Raw records:
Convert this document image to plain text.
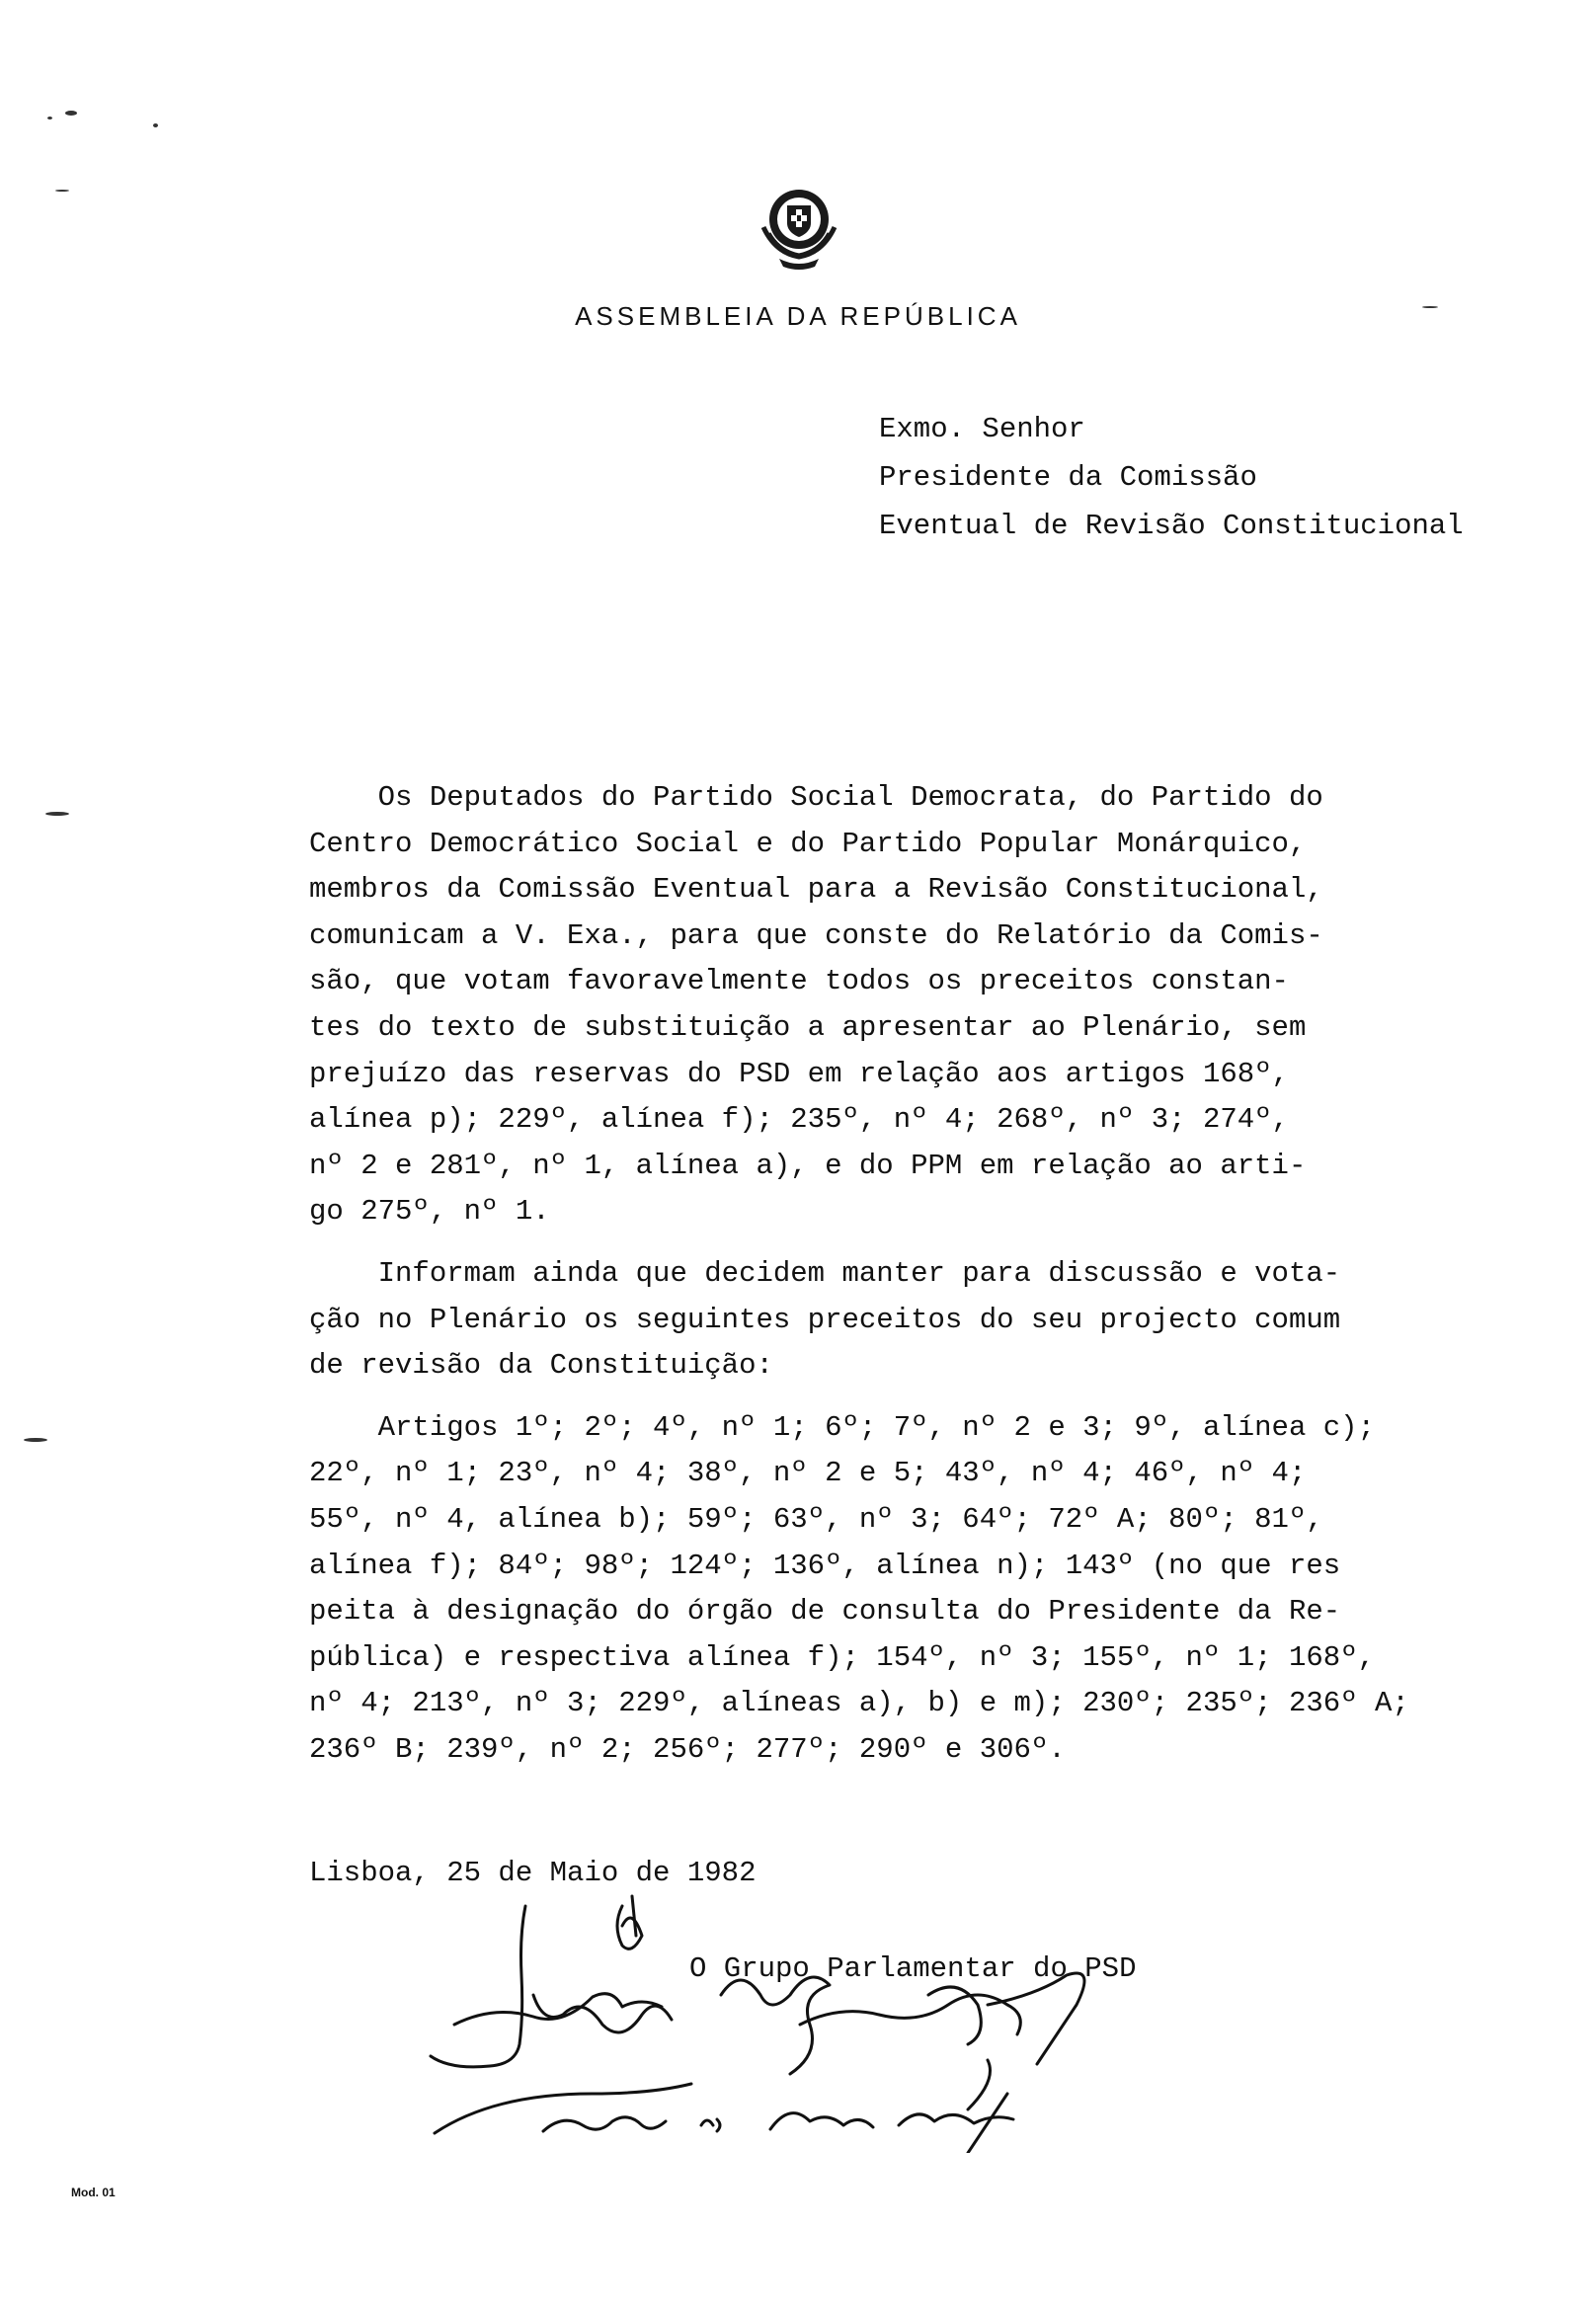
ASSEMBLEIA DA REPÚBLICA
Exmo. Senhor
Presidente da Comissão
Eventual de Revisão Constitucional
Os Deputados do Partido Social Democrata, do Partido do
Centro Democrático Social e do Partido Popular Monárquico,
membros da Comissão Eventual para a Revisão Constitucional,
comunicam a V. Exa., para que conste do Relatório da Comis-
são, que votam favoravelmente todos os preceitos constan-
tes do texto de substituição a apresentar ao Plenário, sem
prejuízo das reservas do PSD em relação aos artigos 168º,
alínea p); 229º, alínea f); 235º, nº 4; 268º, nº 3; 274º,
nº 2 e 281º, nº 1, alínea a), e do PPM em relação ao arti-
go 275º, nº 1.
Informam ainda que decidem manter para discussão e vota-
ção no Plenário os seguintes preceitos do seu projecto comum
de revisão da Constituição:
Artigos 1º; 2º; 4º, nº 1; 6º; 7º, nº 2 e 3; 9º, alínea c);
22º, nº 1; 23º, nº 4; 38º, nº 2 e 5; 43º, nº 4; 46º, nº 4;
55º, nº 4, alínea b); 59º; 63º, nº 3; 64º; 72º A; 80º; 81º,
alínea f); 84º; 98º; 124º; 136º, alínea n); 143º (no que res
peita à designação do órgão de consulta do Presidente da Re-
pública) e respectiva alínea f); 154º, nº 3; 155º, nº 1; 168º,
nº 4; 213º, nº 3; 229º, alíneas a), b) e m); 230º; 235º; 236º A;
236º B; 239º, nº 2; 256º; 277º; 290º e 306º.
Lisboa, 25 de Maio de 1982
O Grupo Parlamentar do PSD
Mod. 01
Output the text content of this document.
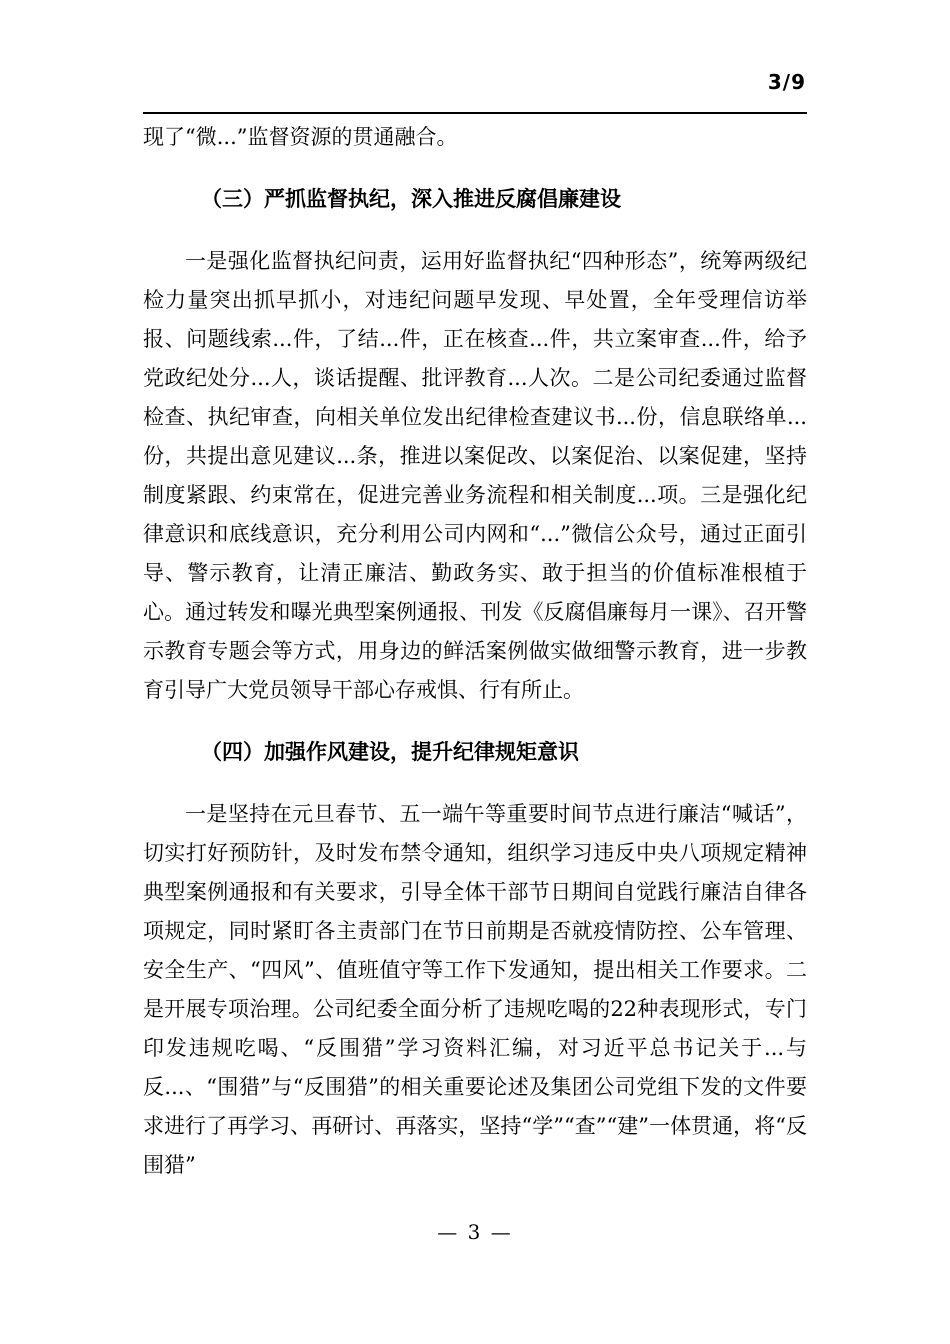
3/9

现了“微...”监督资源的贯通融合。

（三）严抓监督执纪，深入推进反腐倡廉建设

一是强化监督执纪问责，运用好监督执纪“四种形态”，统筹两级纪检力量突出抓早抓小，对违纪问题早发现、早处置，全年受理信访举报、问题线索...件，了结...件，正在核查...件，共立案审查...件，给予党政纪处分...人，谈话提醒、批评教育...人次。二是公司纪委通过监督检查、执纪审查，向相关单位发出纪律检查建议书...份，信息联络单...份，共提出意见建议...条，推进以案促改、以案促治、以案促建，坚持制度紧跟、约束常在，促进完善业务流程和相关制度...项。三是强化纪律意识和底线意识，充分利用公司内网和“...”微信公众号，通过正面引导、警示教育，让清正廉洁、勤政务实、敢于担当的价值标准根植于心。通过转发和曝光典型案例通报、刊发《反腐倡廉每月一课》、召开警示教育专题会等方式，用身边的鲜活案例做实做细警示教育，进一步教育引导广大党员领导干部心存戒惧、行有所止。

（四）加强作风建设，提升纪律规矩意识

一是坚持在元旦春节、五一端午等重要时间节点进行廉洁“喊话”，切实打好预防针，及时发布禁令通知，组织学习违反中央八项规定精神典型案例通报和有关要求，引导全体干部节日期间自觉践行廉洁自律各项规定，同时紧盯各主责部门在节日前期是否就疫情防控、公车管理、安全生产、“四风”、值班值守等工作下发通知，提出相关工作要求。二是开展专项治理。公司纪委全面分析了违规吃喝的22种表现形式，专门印发违规吃喝、“反围猎”学习资料汇编，对习近平总书记关于...与反...、“围猎”与“反围猎”的相关重要论述及集团公司党组下发的文件要求进行了再学习、再研讨、再落实，坚持“学”“查”“建”一体贯通，将“反围猎”

— 3 —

Challenge ▸ From the line containing "Output the text content of this document." to the end of the data above, give those lines again verbatim, with both endpoints included and no images.

Result of this exercise ▸
Output the text content of this document.
3/9

现了“微...”监督资源的贯通融合。

（三）严抓监督执纪，深入推进反腐倡廉建设

一是强化监督执纪问责，运用好监督执纪“四种形态”，统筹两级纪检力量突出抓早抓小，对违纪问题早发现、早处置，全年受理信访举报、问题线索...件，了结...件，正在核查...件，共立案审查...件，给予党政纪处分...人，谈话提醒、批评教育...人次。二是公司纪委通过监督检查、执纪审查，向相关单位发出纪律检查建议书...份，信息联络单...份，共提出意见建议...条，推进以案促改、以案促治、以案促建，坚持制度紧跟、约束常在，促进完善业务流程和相关制度...项。三是强化纪律意识和底线意识，充分利用公司内网和“...”微信公众号，通过正面引导、警示教育，让清正廉洁、勤政务实、敢于担当的价值标准根植于心。通过转发和曝光典型案例通报、刊发《反腐倡廉每月一课》、召开警示教育专题会等方式，用身边的鲜活案例做实做细警示教育，进一步教育引导广大党员领导干部心存戒惧、行有所止。

（四）加强作风建设，提升纪律规矩意识

一是坚持在元旦春节、五一端午等重要时间节点进行廉洁“喊话”，切实打好预防针，及时发布禁令通知，组织学习违反中央八项规定精神典型案例通报和有关要求，引导全体干部节日期间自觉践行廉洁自律各项规定，同时紧盯各主责部门在节日前期是否就疫情防控、公车管理、安全生产、“四风”、值班值守等工作下发通知，提出相关工作要求。二是开展专项治理。公司纪委全面分析了违规吃喝的22种表现形式，专门印发违规吃喝、“反围猎”学习资料汇编，对习近平总书记关于...与反...、“围猎”与“反围猎”的相关重要论述及集团公司党组下发的文件要求进行了再学习、再研讨、再落实，坚持“学”“查”“建”一体贯通，将“反围猎”

— 3 —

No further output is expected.